[START OF EXCERPTED RECORDS]

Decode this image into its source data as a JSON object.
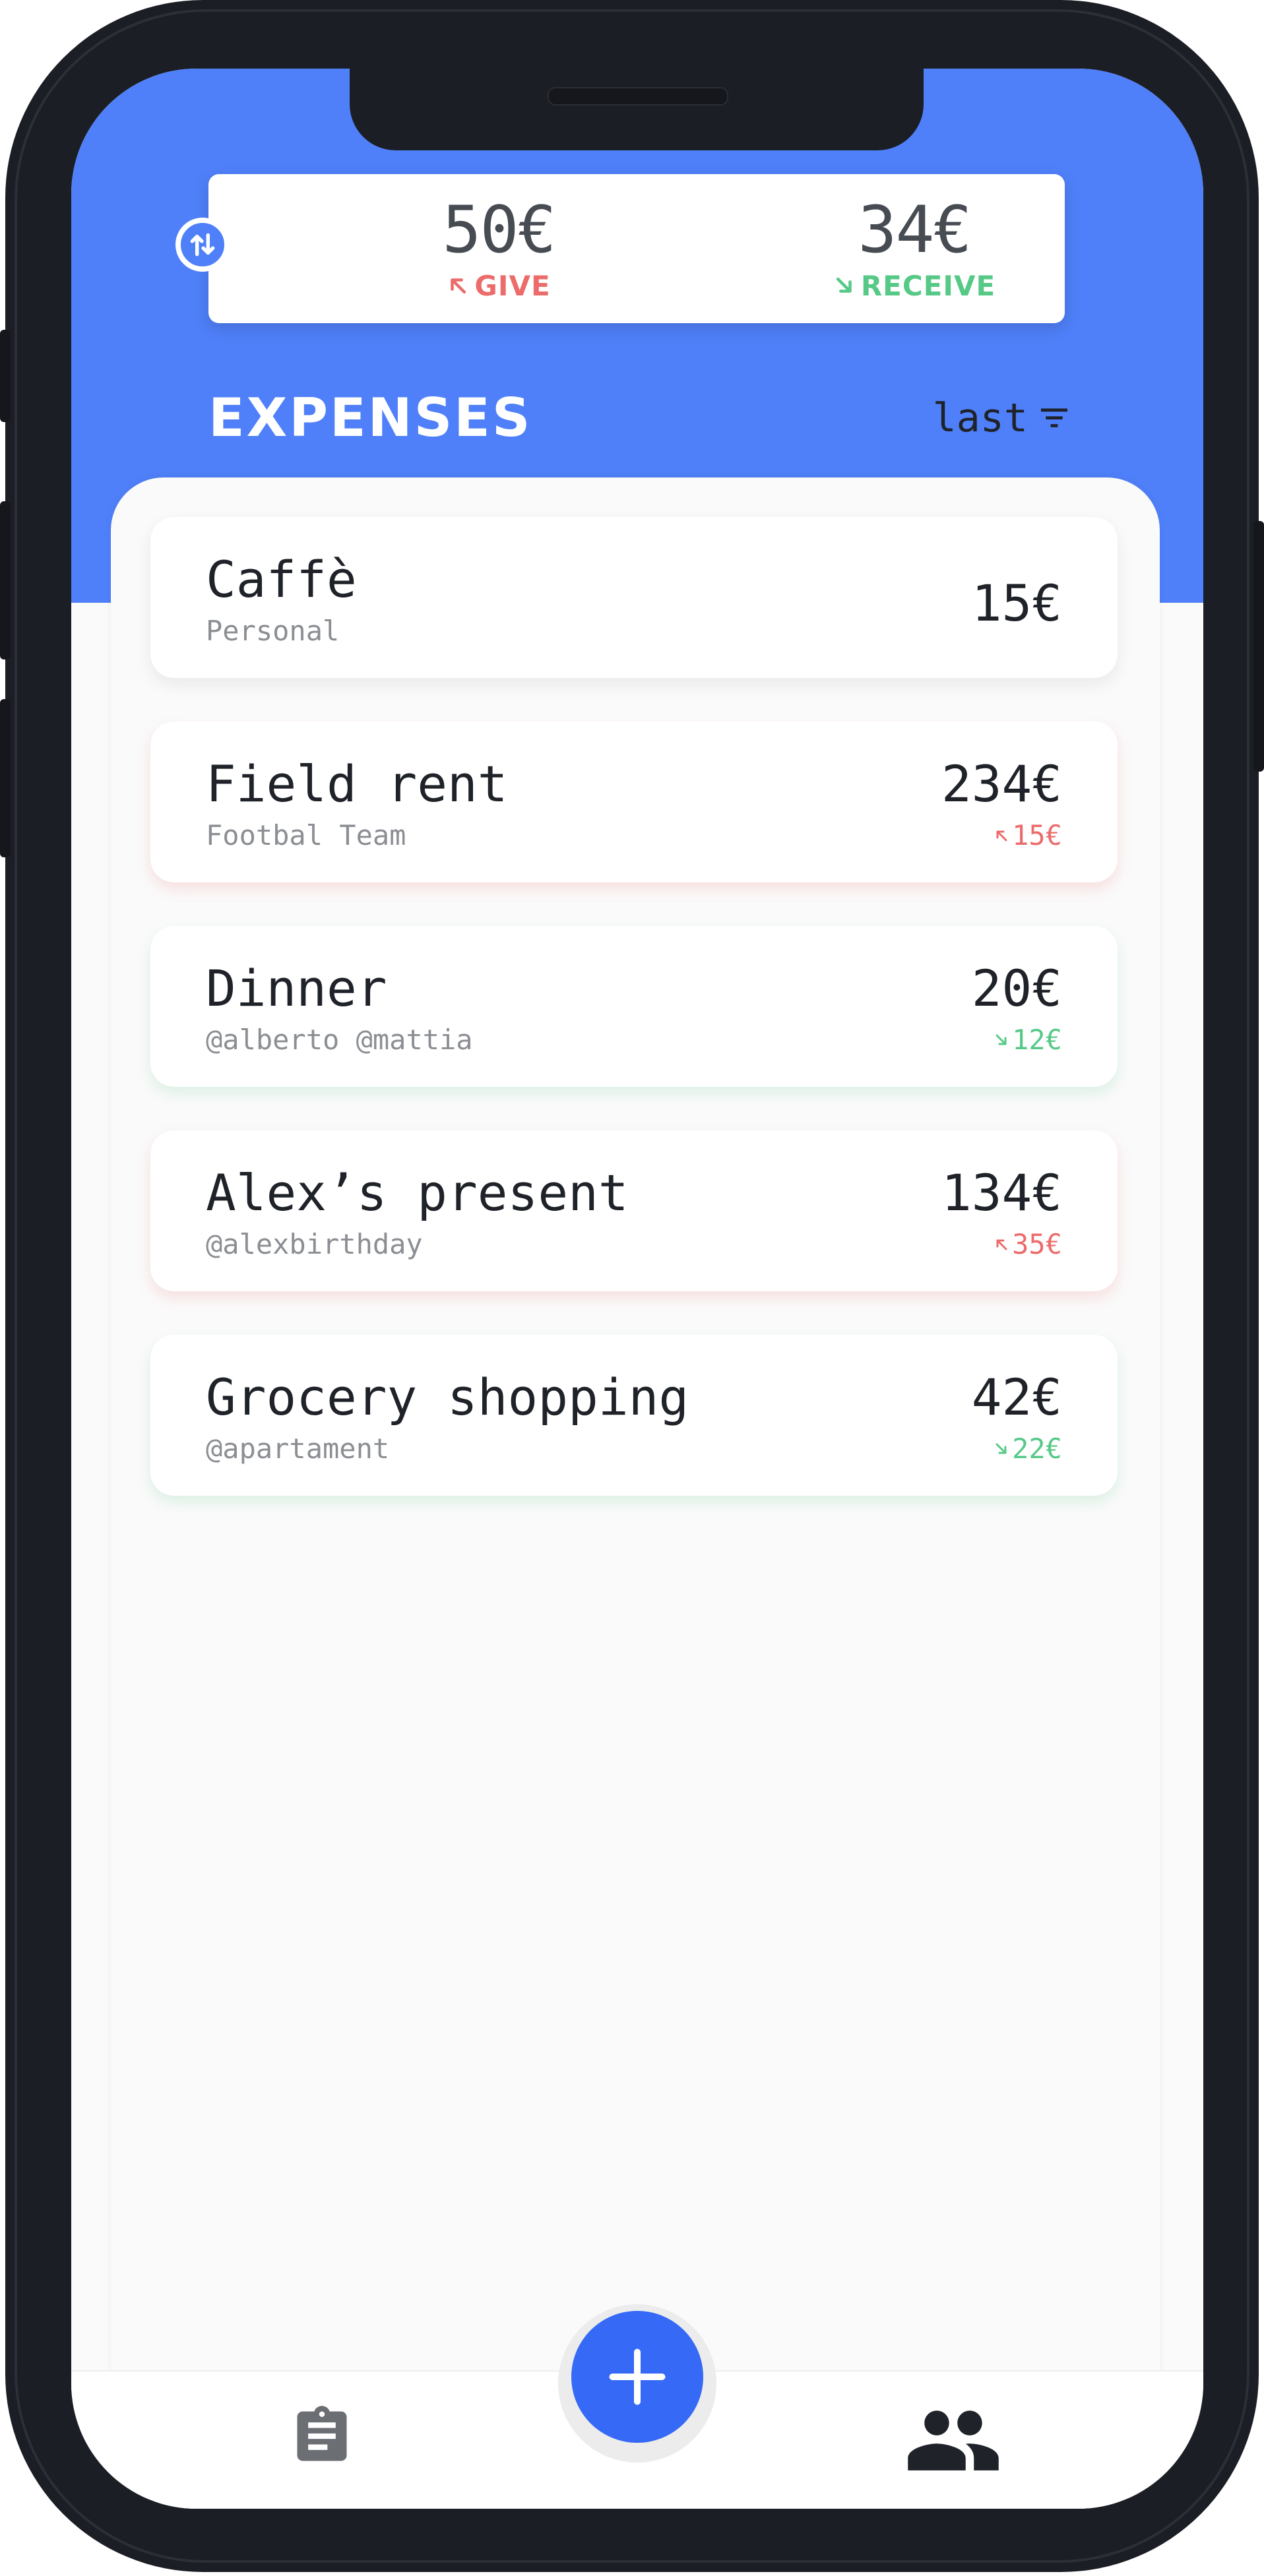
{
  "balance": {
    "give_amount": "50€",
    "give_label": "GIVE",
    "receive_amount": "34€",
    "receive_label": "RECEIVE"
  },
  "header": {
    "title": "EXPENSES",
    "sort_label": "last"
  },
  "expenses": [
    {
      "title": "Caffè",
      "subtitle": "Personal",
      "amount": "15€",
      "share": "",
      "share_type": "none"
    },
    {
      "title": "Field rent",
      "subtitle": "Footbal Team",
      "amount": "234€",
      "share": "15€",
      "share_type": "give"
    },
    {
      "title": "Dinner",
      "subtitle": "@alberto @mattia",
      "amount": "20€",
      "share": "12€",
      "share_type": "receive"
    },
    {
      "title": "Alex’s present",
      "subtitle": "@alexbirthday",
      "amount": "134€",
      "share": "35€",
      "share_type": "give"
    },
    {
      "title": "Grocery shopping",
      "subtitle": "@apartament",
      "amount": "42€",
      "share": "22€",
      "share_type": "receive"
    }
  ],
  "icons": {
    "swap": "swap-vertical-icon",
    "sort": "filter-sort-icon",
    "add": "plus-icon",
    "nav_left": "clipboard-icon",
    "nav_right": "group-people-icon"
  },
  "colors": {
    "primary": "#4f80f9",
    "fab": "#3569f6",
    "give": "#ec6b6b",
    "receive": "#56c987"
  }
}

[END OF EXCERPTED RECORDS]

**WRITTEN EXERCISE:**
Return all of the entries word for word, but omit the pictures.

**EXERCISE RESULT:**
Decode this image into its source data as a JSON object.
{
  "balance": {
    "give_amount": "50€",
    "give_label": "GIVE",
    "receive_amount": "34€",
    "receive_label": "RECEIVE"
  },
  "header": {
    "title": "EXPENSES",
    "sort_label": "last"
  },
  "expenses": [
    {
      "title": "Caffè",
      "subtitle": "Personal",
      "amount": "15€",
      "share": "",
      "share_type": "none"
    },
    {
      "title": "Field rent",
      "subtitle": "Footbal Team",
      "amount": "234€",
      "share": "15€",
      "share_type": "give"
    },
    {
      "title": "Dinner",
      "subtitle": "@alberto @mattia",
      "amount": "20€",
      "share": "12€",
      "share_type": "receive"
    },
    {
      "title": "Alex’s present",
      "subtitle": "@alexbirthday",
      "amount": "134€",
      "share": "35€",
      "share_type": "give"
    },
    {
      "title": "Grocery shopping",
      "subtitle": "@apartament",
      "amount": "42€",
      "share": "22€",
      "share_type": "receive"
    }
  ],
  "icons": {
    "swap": "swap-vertical-icon",
    "sort": "filter-sort-icon",
    "add": "plus-icon",
    "nav_left": "clipboard-icon",
    "nav_right": "group-people-icon"
  },
  "colors": {
    "primary": "#4f80f9",
    "fab": "#3569f6",
    "give": "#ec6b6b",
    "receive": "#56c987"
  }
}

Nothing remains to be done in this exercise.